> [Stated goal] Transcribe the material in full. Nothing should differ except that the pictures are left out.

(Stored data)
+-------+

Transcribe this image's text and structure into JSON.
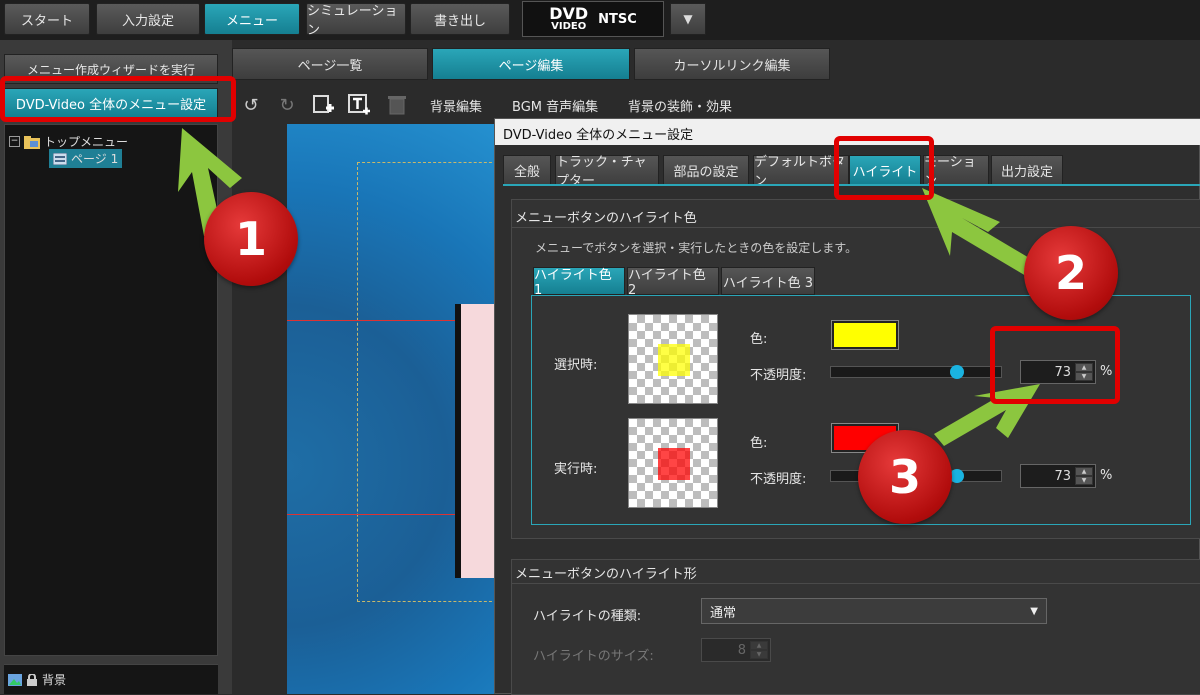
{
  "topnav": {
    "tabs": [
      "スタート",
      "入力設定",
      "メニュー",
      "シミュレーション",
      "書き出し"
    ],
    "active": "メニュー",
    "dvd_logo": {
      "top": "DVD",
      "bottom": "VIDEO"
    },
    "format": "NTSC",
    "dropdown_icon": "▼"
  },
  "left": {
    "wizard_button": "メニュー作成ウィザードを実行",
    "global_settings_button": "DVD-Video 全体のメニュー設定",
    "tree": {
      "expander": "−",
      "root_label": "トップメニュー",
      "child_label": "ページ 1"
    },
    "bottom_item": "背景"
  },
  "editor_tabs": [
    "ページ一覧",
    "ページ編集",
    "カーソルリンク編集"
  ],
  "editor_tabs_active": "ページ編集",
  "toolbar": {
    "icons": [
      "undo-icon",
      "redo-icon",
      "add-page-icon",
      "add-text-icon",
      "delete-icon"
    ],
    "links": [
      "背景編集",
      "BGM 音声編集",
      "背景の装飾・効果"
    ]
  },
  "dialog": {
    "title": "DVD-Video 全体のメニュー設定",
    "tabs": [
      "全般",
      "トラック・チャプター",
      "部品の設定",
      "デフォルトボタン",
      "ハイライト",
      "モーション",
      "出力設定"
    ],
    "active_tab": "ハイライト",
    "color_group": {
      "title": "メニューボタンのハイライト色",
      "description": "メニューでボタンを選択・実行したときの色を設定します。",
      "subtabs": [
        "ハイライト色 1",
        "ハイライト色 2",
        "ハイライト色 3"
      ],
      "active_subtab": "ハイライト色 1",
      "rows": [
        {
          "label": "選択時:",
          "color_label": "色:",
          "color": "#ffff00",
          "opacity_label": "不透明度:",
          "opacity": "73",
          "unit": "%"
        },
        {
          "label": "実行時:",
          "color_label": "色:",
          "color": "#ff0000",
          "opacity_label": "不透明度:",
          "opacity": "73",
          "unit": "%"
        }
      ]
    },
    "shape_group": {
      "title": "メニューボタンのハイライト形",
      "type_label": "ハイライトの種類:",
      "type_value": "通常",
      "size_label": "ハイライトのサイズ:",
      "size_value": "8"
    }
  },
  "annotations": {
    "badges": [
      "1",
      "2",
      "3"
    ],
    "highlight_color": "#e10000",
    "arrow_color": "#8cc63f"
  }
}
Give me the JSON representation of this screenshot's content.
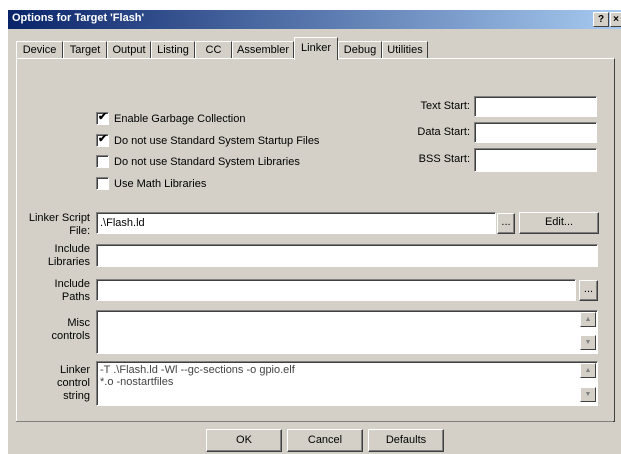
{
  "window": {
    "title": "Options for Target 'Flash'",
    "help_glyph": "?",
    "close_glyph": "×"
  },
  "tabs": [
    {
      "label": "Device",
      "active": false
    },
    {
      "label": "Target",
      "active": false
    },
    {
      "label": "Output",
      "active": false
    },
    {
      "label": "Listing",
      "active": false
    },
    {
      "label": "CC",
      "active": false
    },
    {
      "label": "Assembler",
      "active": false
    },
    {
      "label": "Linker",
      "active": true
    },
    {
      "label": "Debug",
      "active": false
    },
    {
      "label": "Utilities",
      "active": false
    }
  ],
  "options": [
    {
      "label": "Enable Garbage Collection",
      "checked": true
    },
    {
      "label": "Do not use Standard System Startup Files",
      "checked": true
    },
    {
      "label": "Do not use Standard System Libraries",
      "checked": false
    },
    {
      "label": "Use Math Libraries",
      "checked": false
    }
  ],
  "sections": {
    "text_start": {
      "label": "Text Start:",
      "value": ""
    },
    "data_start": {
      "label": "Data Start:",
      "value": ""
    },
    "bss_start": {
      "label": "BSS Start:",
      "value": ""
    }
  },
  "linker_script": {
    "label_line1": "Linker Script",
    "label_line2": "File:",
    "value": ".\\Flash.ld",
    "browse": "...",
    "edit": "Edit..."
  },
  "include_libraries": {
    "label_line1": "Include",
    "label_line2": "Libraries",
    "value": ""
  },
  "include_paths": {
    "label_line1": "Include",
    "label_line2": "Paths",
    "value": "",
    "browse": "..."
  },
  "misc_controls": {
    "label_line1": "Misc",
    "label_line2": "controls",
    "value": ""
  },
  "linker_control_string": {
    "label_line1": "Linker",
    "label_line2": "control",
    "label_line3": "string",
    "value": "-T .\\Flash.ld -Wl --gc-sections -o gpio.elf\n*.o -nostartfiles"
  },
  "buttons": {
    "ok": "OK",
    "cancel": "Cancel",
    "defaults": "Defaults"
  },
  "scroll_glyphs": {
    "up": "▲",
    "down": "▼"
  },
  "check_glyph": "✔"
}
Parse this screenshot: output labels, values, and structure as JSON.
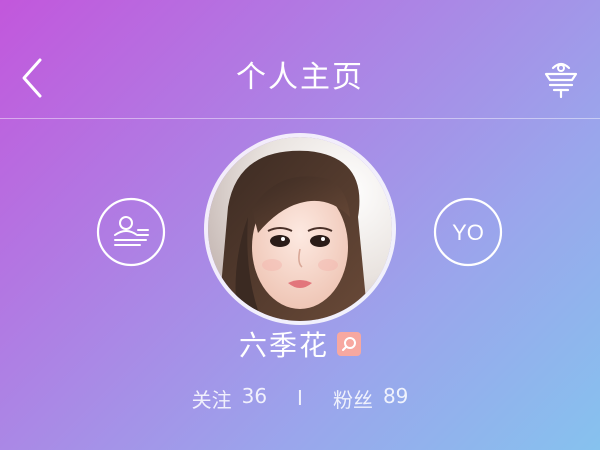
{
  "header": {
    "title": "个人主页",
    "back_icon": "chevron-left-icon",
    "right_icon": "beacon-icon"
  },
  "profile": {
    "name": "六季花",
    "badge_icon": "search-badge-icon",
    "left_icon": "profile-card-icon",
    "right_label": "YO",
    "stats": {
      "following_label": "关注",
      "following_value": "36",
      "separator": "I",
      "fans_label": "粉丝",
      "fans_value": "89"
    }
  },
  "colors": {
    "gradient_start": "#c257dc",
    "gradient_end": "#86c2ee",
    "badge": "#f7a8a0"
  }
}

+-------+

> [Answer below]
Transcribe this image's text and structure into JSON.
{
  "topnav": {
    "tabs": [
      "スタート",
      "入力設定",
      "メニュー",
      "シミュレーション",
      "書き出し"
    ],
    "active": "メニュー",
    "dvd_logo": {
      "top": "DVD",
      "bottom": "VIDEO"
    },
    "format": "NTSC",
    "dropdown_icon": "▼"
  },
  "left": {
    "wizard_button": "メニュー作成ウィザードを実行",
    "global_settings_button": "DVD-Video 全体のメニュー設定",
    "tree": {
      "expander": "−",
      "root_label": "トップメニュー",
      "child_label": "ページ 1"
    },
    "bottom_item": "背景"
  },
  "editor_tabs": [
    "ページ一覧",
    "ページ編集",
    "カーソルリンク編集"
  ],
  "editor_tabs_active": "ページ編集",
  "toolbar": {
    "icons": [
      "undo-icon",
      "redo-icon",
      "add-page-icon",
      "add-text-icon",
      "delete-icon"
    ],
    "links": [
      "背景編集",
      "BGM 音声編集",
      "背景の装飾・効果"
    ]
  },
  "dialog": {
    "title": "DVD-Video 全体のメニュー設定",
    "tabs": [
      "全般",
      "トラック・チャプター",
      "部品の設定",
      "デフォルトボタン",
      "ハイライト",
      "モーション",
      "出力設定"
    ],
    "active_tab": "ハイライト",
    "color_group": {
      "title": "メニューボタンのハイライト色",
      "description": "メニューでボタンを選択・実行したときの色を設定します。",
      "subtabs": [
        "ハイライト色 1",
        "ハイライト色 2",
        "ハイライト色 3"
      ],
      "active_subtab": "ハイライト色 1",
      "rows": [
        {
          "label": "選択時:",
          "color_label": "色:",
          "color": "#ffff00",
          "opacity_label": "不透明度:",
          "opacity": "73",
          "unit": "%"
        },
        {
          "label": "実行時:",
          "color_label": "色:",
          "color": "#ff0000",
          "opacity_label": "不透明度:",
          "opacity": "73",
          "unit": "%"
        }
      ]
    },
    "shape_group": {
      "title": "メニューボタンのハイライト形",
      "type_label": "ハイライトの種類:",
      "type_value": "通常",
      "size_label": "ハイライトのサイズ:",
      "size_value": "8"
    }
  },
  "annotations": {
    "badges": [
      "1",
      "2",
      "3"
    ],
    "highlight_color": "#e10000",
    "arrow_color": "#8cc63f"
  }
}
Give me the JSON representation of this screenshot's content.
{
  "window": {
    "title": "Options for Target 'Flash'",
    "help_glyph": "?",
    "close_glyph": "×"
  },
  "tabs": [
    {
      "label": "Device",
      "active": false
    },
    {
      "label": "Target",
      "active": false
    },
    {
      "label": "Output",
      "active": false
    },
    {
      "label": "Listing",
      "active": false
    },
    {
      "label": "CC",
      "active": false
    },
    {
      "label": "Assembler",
      "active": false
    },
    {
      "label": "Linker",
      "active": true
    },
    {
      "label": "Debug",
      "active": false
    },
    {
      "label": "Utilities",
      "active": false
    }
  ],
  "options": [
    {
      "label": "Enable Garbage Collection",
      "checked": true
    },
    {
      "label": "Do not use Standard System Startup Files",
      "checked": true
    },
    {
      "label": "Do not use Standard System Libraries",
      "checked": false
    },
    {
      "label": "Use Math Libraries",
      "checked": false
    }
  ],
  "sections": {
    "text_start": {
      "label": "Text Start:",
      "value": ""
    },
    "data_start": {
      "label": "Data Start:",
      "value": ""
    },
    "bss_start": {
      "label": "BSS Start:",
      "value": ""
    }
  },
  "linker_script": {
    "label_line1": "Linker Script",
    "label_line2": "File:",
    "value": ".\\Flash.ld",
    "browse": "...",
    "edit": "Edit..."
  },
  "include_libraries": {
    "label_line1": "Include",
    "label_line2": "Libraries",
    "value": ""
  },
  "include_paths": {
    "label_line1": "Include",
    "label_line2": "Paths",
    "value": "",
    "browse": "..."
  },
  "misc_controls": {
    "label_line1": "Misc",
    "label_line2": "controls",
    "value": ""
  },
  "linker_control_string": {
    "label_line1": "Linker",
    "label_line2": "control",
    "label_line3": "string",
    "value": "-T .\\Flash.ld -Wl --gc-sections -o gpio.elf\n*.o -nostartfiles"
  },
  "buttons": {
    "ok": "OK",
    "cancel": "Cancel",
    "defaults": "Defaults"
  },
  "scroll_glyphs": {
    "up": "▲",
    "down": "▼"
  },
  "check_glyph": "✔"
}
Parse this screenshot: output labels, values, and structure as JSON.
{
  "header": {
    "title": "个人主页",
    "back_icon": "chevron-left-icon",
    "right_icon": "beacon-icon"
  },
  "profile": {
    "name": "六季花",
    "badge_icon": "search-badge-icon",
    "left_icon": "profile-card-icon",
    "right_label": "YO",
    "stats": {
      "following_label": "关注",
      "following_value": "36",
      "separator": "I",
      "fans_label": "粉丝",
      "fans_value": "89"
    }
  },
  "colors": {
    "gradient_start": "#c257dc",
    "gradient_end": "#86c2ee",
    "badge": "#f7a8a0"
  }
}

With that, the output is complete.